▸ Source data:
......
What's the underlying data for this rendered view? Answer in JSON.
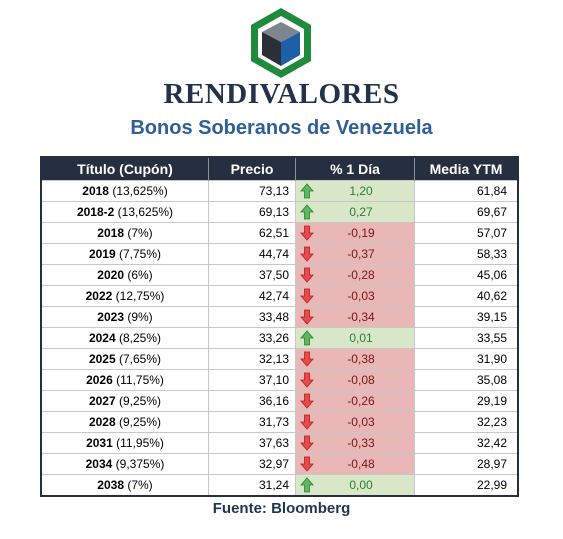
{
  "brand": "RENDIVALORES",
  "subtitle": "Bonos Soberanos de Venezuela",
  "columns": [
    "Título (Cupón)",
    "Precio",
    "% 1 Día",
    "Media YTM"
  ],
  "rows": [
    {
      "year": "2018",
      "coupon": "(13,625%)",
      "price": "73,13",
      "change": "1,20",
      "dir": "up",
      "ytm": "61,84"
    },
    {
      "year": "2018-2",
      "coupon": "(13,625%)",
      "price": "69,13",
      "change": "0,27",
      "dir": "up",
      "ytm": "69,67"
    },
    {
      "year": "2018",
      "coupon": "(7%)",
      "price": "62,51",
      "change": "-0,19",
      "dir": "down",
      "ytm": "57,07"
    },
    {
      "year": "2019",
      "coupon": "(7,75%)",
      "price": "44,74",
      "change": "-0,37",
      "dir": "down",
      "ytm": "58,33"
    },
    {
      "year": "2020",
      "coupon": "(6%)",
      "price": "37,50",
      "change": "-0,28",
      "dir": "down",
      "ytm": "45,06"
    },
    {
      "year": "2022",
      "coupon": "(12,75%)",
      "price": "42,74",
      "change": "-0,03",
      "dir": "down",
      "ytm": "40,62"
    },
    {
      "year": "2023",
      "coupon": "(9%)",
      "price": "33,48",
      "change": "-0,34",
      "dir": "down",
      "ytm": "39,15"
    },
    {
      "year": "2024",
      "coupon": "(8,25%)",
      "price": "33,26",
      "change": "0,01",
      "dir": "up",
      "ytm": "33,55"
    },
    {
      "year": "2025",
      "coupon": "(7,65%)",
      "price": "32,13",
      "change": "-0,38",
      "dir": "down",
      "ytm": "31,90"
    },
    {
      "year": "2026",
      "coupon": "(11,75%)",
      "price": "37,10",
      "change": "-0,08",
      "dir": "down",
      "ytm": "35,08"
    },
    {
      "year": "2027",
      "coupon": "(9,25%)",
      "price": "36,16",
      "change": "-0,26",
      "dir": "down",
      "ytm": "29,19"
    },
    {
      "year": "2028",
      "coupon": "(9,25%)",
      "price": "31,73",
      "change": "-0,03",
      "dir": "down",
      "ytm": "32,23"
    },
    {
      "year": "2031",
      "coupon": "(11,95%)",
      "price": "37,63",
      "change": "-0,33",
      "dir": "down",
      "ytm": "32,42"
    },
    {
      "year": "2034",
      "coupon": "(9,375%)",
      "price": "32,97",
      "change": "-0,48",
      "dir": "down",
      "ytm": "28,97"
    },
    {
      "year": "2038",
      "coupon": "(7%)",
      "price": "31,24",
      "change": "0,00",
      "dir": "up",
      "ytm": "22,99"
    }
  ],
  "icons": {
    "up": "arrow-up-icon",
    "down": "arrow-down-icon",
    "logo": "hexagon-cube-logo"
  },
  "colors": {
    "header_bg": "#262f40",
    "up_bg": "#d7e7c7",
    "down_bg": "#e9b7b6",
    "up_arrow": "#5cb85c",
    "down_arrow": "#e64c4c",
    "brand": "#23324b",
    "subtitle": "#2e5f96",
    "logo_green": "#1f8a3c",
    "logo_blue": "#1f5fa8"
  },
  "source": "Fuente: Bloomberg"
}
......
▸ Task requirements:
Leave out the pictures and reproduce the rest of the listing exactly.

▸ Response to this exercise:
What's the underlying data for this rendered view? Answer in JSON.
{
  "brand": "RENDIVALORES",
  "subtitle": "Bonos Soberanos de Venezuela",
  "columns": [
    "Título (Cupón)",
    "Precio",
    "% 1 Día",
    "Media YTM"
  ],
  "rows": [
    {
      "year": "2018",
      "coupon": "(13,625%)",
      "price": "73,13",
      "change": "1,20",
      "dir": "up",
      "ytm": "61,84"
    },
    {
      "year": "2018-2",
      "coupon": "(13,625%)",
      "price": "69,13",
      "change": "0,27",
      "dir": "up",
      "ytm": "69,67"
    },
    {
      "year": "2018",
      "coupon": "(7%)",
      "price": "62,51",
      "change": "-0,19",
      "dir": "down",
      "ytm": "57,07"
    },
    {
      "year": "2019",
      "coupon": "(7,75%)",
      "price": "44,74",
      "change": "-0,37",
      "dir": "down",
      "ytm": "58,33"
    },
    {
      "year": "2020",
      "coupon": "(6%)",
      "price": "37,50",
      "change": "-0,28",
      "dir": "down",
      "ytm": "45,06"
    },
    {
      "year": "2022",
      "coupon": "(12,75%)",
      "price": "42,74",
      "change": "-0,03",
      "dir": "down",
      "ytm": "40,62"
    },
    {
      "year": "2023",
      "coupon": "(9%)",
      "price": "33,48",
      "change": "-0,34",
      "dir": "down",
      "ytm": "39,15"
    },
    {
      "year": "2024",
      "coupon": "(8,25%)",
      "price": "33,26",
      "change": "0,01",
      "dir": "up",
      "ytm": "33,55"
    },
    {
      "year": "2025",
      "coupon": "(7,65%)",
      "price": "32,13",
      "change": "-0,38",
      "dir": "down",
      "ytm": "31,90"
    },
    {
      "year": "2026",
      "coupon": "(11,75%)",
      "price": "37,10",
      "change": "-0,08",
      "dir": "down",
      "ytm": "35,08"
    },
    {
      "year": "2027",
      "coupon": "(9,25%)",
      "price": "36,16",
      "change": "-0,26",
      "dir": "down",
      "ytm": "29,19"
    },
    {
      "year": "2028",
      "coupon": "(9,25%)",
      "price": "31,73",
      "change": "-0,03",
      "dir": "down",
      "ytm": "32,23"
    },
    {
      "year": "2031",
      "coupon": "(11,95%)",
      "price": "37,63",
      "change": "-0,33",
      "dir": "down",
      "ytm": "32,42"
    },
    {
      "year": "2034",
      "coupon": "(9,375%)",
      "price": "32,97",
      "change": "-0,48",
      "dir": "down",
      "ytm": "28,97"
    },
    {
      "year": "2038",
      "coupon": "(7%)",
      "price": "31,24",
      "change": "0,00",
      "dir": "up",
      "ytm": "22,99"
    }
  ],
  "icons": {
    "up": "arrow-up-icon",
    "down": "arrow-down-icon",
    "logo": "hexagon-cube-logo"
  },
  "colors": {
    "header_bg": "#262f40",
    "up_bg": "#d7e7c7",
    "down_bg": "#e9b7b6",
    "up_arrow": "#5cb85c",
    "down_arrow": "#e64c4c",
    "brand": "#23324b",
    "subtitle": "#2e5f96",
    "logo_green": "#1f8a3c",
    "logo_blue": "#1f5fa8"
  },
  "source": "Fuente: Bloomberg"
}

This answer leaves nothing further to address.